Task to complete
Quote the entries word for word. Omit the pictures.

[Stored entries]
== == ==
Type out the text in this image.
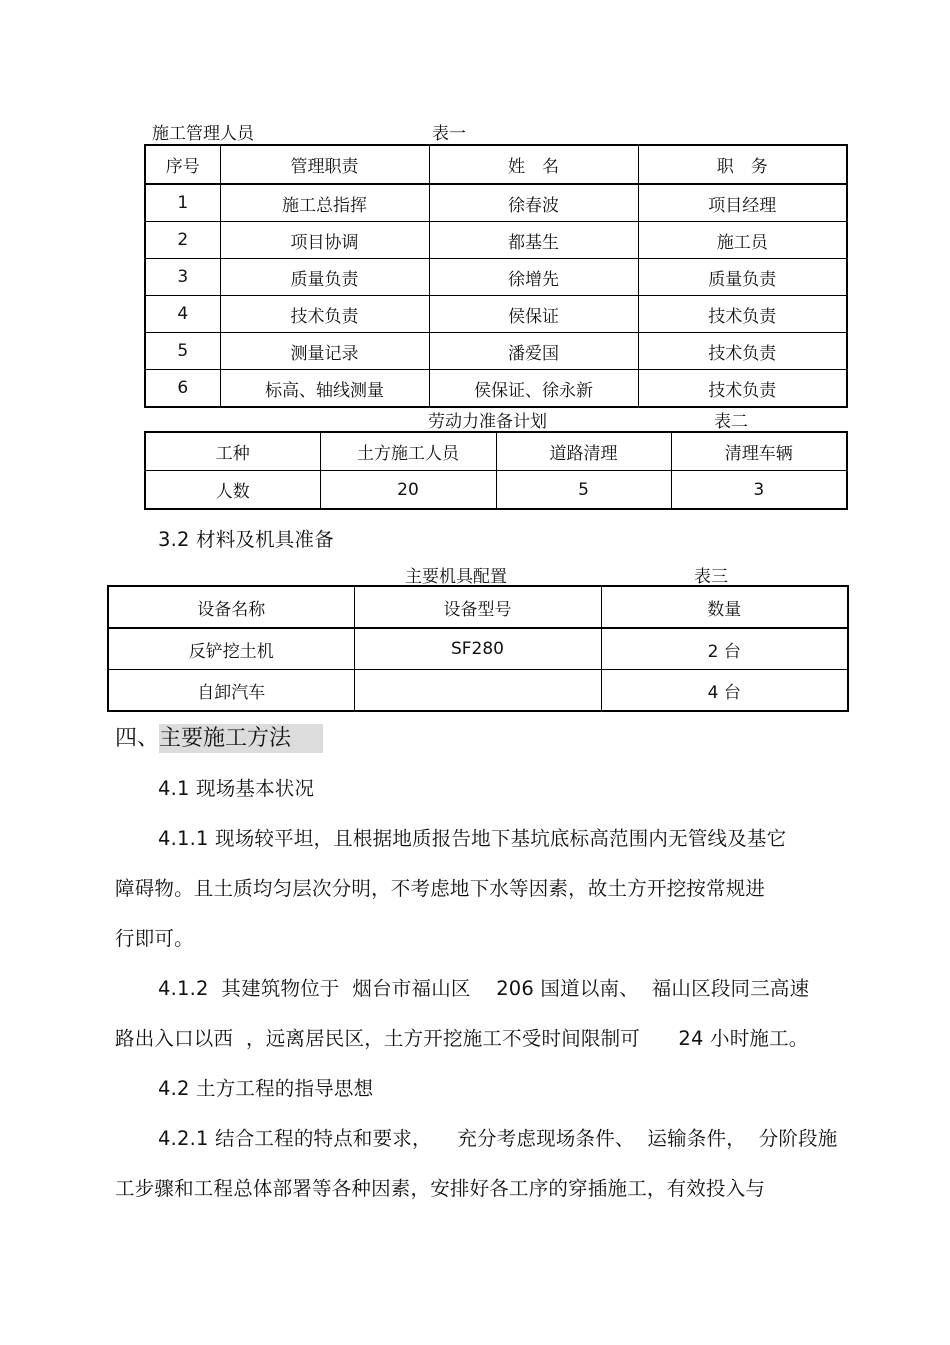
施工管理人员	表一
序号	管理职责	姓　名	职　务
1	施工总指挥	徐春波	项目经理
2	项目协调	都基生	施工员
3	质量负责	徐增先	质量负责
4	技术负责	侯保证	技术负责
5	测量记录	潘爱国	技术负责
6	标高、轴线测量	侯保证、徐永新	技术负责
劳动力准备计划	表二
工种	土方施工人员	道路清理	清理车辆
人数	20	5	3
3.2 材料及机具准备
主要机具配置	表三
设备名称	设备型号	数量
反铲挖土机	SF280	2 台
自卸汽车		4 台
四、主要施工方法
4.1 现场基本状况
4.1.1 现场较平坦，且根据地质报告地下基坑底标高范围内无管线及基它
障碍物。且土质均匀层次分明，不考虑地下水等因素，故土方开挖按常规进
行即可。
4.1.2  其建筑物位于  烟台市福山区    206 国道以南、  福山区段同三高速
路出入口以西  ，远离居民区，土方开挖施工不受时间限制可      24 小时施工。
4.2 土方工程的指导思想
4.2.1 结合工程的特点和要求，    充分考虑现场条件、  运输条件，  分阶段施
工步骤和工程总体部署等各种因素，安排好各工序的穿插施工，有效投入与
== == ==
Result for this task
Type out the text in this image.
施工管理人员	表一
序号	管理职责	姓　名	职　务
1	施工总指挥	徐春波	项目经理
2	项目协调	都基生	施工员
3	质量负责	徐增先	质量负责
4	技术负责	侯保证	技术负责
5	测量记录	潘爱国	技术负责
6	标高、轴线测量	侯保证、徐永新	技术负责
劳动力准备计划	表二
工种	土方施工人员	道路清理	清理车辆
人数	20	5	3
3.2 材料及机具准备
主要机具配置	表三
设备名称	设备型号	数量
反铲挖土机	SF280	2 台
自卸汽车		4 台
四、主要施工方法
4.1 现场基本状况
4.1.1 现场较平坦，且根据地质报告地下基坑底标高范围内无管线及基它
障碍物。且土质均匀层次分明，不考虑地下水等因素，故土方开挖按常规进
行即可。
4.1.2  其建筑物位于  烟台市福山区    206 国道以南、  福山区段同三高速
路出入口以西  ，远离居民区，土方开挖施工不受时间限制可      24 小时施工。
4.2 土方工程的指导思想
4.2.1 结合工程的特点和要求，    充分考虑现场条件、  运输条件，  分阶段施
工步骤和工程总体部署等各种因素，安排好各工序的穿插施工，有效投入与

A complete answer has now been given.